## [THE EXERCISE]
List every line below that contains the word "unlikely", matching case exactly.

## [MATERIAL FOR THE TASK]
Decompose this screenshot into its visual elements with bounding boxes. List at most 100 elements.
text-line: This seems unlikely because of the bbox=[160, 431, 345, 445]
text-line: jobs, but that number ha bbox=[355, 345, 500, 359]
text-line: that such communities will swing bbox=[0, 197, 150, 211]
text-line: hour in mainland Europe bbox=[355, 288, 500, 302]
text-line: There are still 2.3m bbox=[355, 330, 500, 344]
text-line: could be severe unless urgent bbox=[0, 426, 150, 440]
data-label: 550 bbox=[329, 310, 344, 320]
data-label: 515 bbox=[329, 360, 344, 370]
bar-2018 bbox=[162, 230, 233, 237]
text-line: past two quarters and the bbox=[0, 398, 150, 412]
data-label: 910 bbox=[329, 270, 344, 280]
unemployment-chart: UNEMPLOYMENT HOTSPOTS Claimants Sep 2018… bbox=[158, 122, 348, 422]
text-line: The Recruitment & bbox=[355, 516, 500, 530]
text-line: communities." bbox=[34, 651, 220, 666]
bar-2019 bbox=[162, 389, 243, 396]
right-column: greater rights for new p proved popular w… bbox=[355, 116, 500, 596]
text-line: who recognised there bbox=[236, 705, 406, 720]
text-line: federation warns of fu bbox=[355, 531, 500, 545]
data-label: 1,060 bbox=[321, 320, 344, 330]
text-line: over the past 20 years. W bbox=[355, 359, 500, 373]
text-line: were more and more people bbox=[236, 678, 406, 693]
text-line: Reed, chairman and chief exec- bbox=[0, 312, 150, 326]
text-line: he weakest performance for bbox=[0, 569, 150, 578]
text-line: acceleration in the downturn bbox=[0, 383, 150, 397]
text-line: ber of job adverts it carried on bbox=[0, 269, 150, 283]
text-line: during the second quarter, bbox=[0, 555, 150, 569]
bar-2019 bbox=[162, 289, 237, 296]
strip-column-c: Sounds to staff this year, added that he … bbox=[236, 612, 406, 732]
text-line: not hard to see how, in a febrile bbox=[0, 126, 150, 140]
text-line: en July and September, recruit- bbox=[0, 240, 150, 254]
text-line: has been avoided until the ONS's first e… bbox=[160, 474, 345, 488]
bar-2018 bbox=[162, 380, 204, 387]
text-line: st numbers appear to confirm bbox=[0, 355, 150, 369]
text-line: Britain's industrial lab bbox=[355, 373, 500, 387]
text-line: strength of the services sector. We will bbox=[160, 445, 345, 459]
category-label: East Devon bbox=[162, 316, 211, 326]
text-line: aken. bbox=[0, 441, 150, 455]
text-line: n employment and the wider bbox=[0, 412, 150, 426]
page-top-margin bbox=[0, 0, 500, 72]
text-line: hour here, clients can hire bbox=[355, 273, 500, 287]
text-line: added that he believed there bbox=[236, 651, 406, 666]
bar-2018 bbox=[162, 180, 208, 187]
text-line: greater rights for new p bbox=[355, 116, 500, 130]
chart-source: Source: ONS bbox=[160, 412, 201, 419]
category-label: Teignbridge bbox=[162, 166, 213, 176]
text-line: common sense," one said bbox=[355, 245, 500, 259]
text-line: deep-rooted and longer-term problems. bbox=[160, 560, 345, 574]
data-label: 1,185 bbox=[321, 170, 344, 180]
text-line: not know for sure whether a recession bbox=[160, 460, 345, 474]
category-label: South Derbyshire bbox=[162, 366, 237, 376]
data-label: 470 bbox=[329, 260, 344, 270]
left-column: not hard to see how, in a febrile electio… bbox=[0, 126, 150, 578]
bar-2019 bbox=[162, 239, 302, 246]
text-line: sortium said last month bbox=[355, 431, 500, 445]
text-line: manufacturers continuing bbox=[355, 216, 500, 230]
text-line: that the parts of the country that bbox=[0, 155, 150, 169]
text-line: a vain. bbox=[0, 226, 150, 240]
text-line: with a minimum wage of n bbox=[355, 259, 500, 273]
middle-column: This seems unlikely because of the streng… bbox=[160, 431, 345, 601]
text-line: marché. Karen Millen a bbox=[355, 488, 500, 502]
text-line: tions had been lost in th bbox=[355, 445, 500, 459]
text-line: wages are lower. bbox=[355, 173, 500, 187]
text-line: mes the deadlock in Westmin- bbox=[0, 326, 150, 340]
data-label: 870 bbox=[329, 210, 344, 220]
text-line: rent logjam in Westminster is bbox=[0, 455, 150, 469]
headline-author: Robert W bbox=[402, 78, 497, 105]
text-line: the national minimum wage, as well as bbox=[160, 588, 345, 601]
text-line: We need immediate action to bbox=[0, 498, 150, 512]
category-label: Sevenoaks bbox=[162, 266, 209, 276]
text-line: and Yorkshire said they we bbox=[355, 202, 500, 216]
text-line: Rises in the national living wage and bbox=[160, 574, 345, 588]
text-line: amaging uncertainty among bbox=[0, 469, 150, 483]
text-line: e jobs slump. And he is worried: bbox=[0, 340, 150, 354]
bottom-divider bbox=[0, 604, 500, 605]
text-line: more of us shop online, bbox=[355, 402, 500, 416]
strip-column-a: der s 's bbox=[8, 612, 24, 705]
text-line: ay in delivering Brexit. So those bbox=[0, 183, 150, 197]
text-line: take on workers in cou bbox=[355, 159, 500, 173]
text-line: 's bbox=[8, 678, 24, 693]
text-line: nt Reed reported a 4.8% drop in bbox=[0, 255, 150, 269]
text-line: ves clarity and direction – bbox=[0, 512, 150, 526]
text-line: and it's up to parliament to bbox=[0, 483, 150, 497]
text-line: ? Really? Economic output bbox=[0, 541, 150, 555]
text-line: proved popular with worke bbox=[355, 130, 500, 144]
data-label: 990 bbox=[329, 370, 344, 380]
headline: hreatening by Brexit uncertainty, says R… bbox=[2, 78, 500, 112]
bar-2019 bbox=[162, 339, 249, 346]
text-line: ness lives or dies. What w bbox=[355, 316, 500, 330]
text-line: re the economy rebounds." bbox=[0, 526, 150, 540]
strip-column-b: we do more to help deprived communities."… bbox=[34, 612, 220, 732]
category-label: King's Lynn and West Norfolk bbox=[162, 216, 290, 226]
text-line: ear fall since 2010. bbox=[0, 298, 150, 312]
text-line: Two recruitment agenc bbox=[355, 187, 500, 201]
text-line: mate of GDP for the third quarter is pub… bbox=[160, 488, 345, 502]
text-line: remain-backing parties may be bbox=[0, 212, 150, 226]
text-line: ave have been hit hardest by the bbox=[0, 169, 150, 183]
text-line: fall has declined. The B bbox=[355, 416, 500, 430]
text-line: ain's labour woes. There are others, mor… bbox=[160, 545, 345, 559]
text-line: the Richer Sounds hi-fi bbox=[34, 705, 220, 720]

## [CORRECT OUTPUT]
text-line: This seems unlikely because of the bbox=[160, 431, 345, 445]
middle-column: This seems unlikely because of the streng… bbox=[160, 431, 345, 601]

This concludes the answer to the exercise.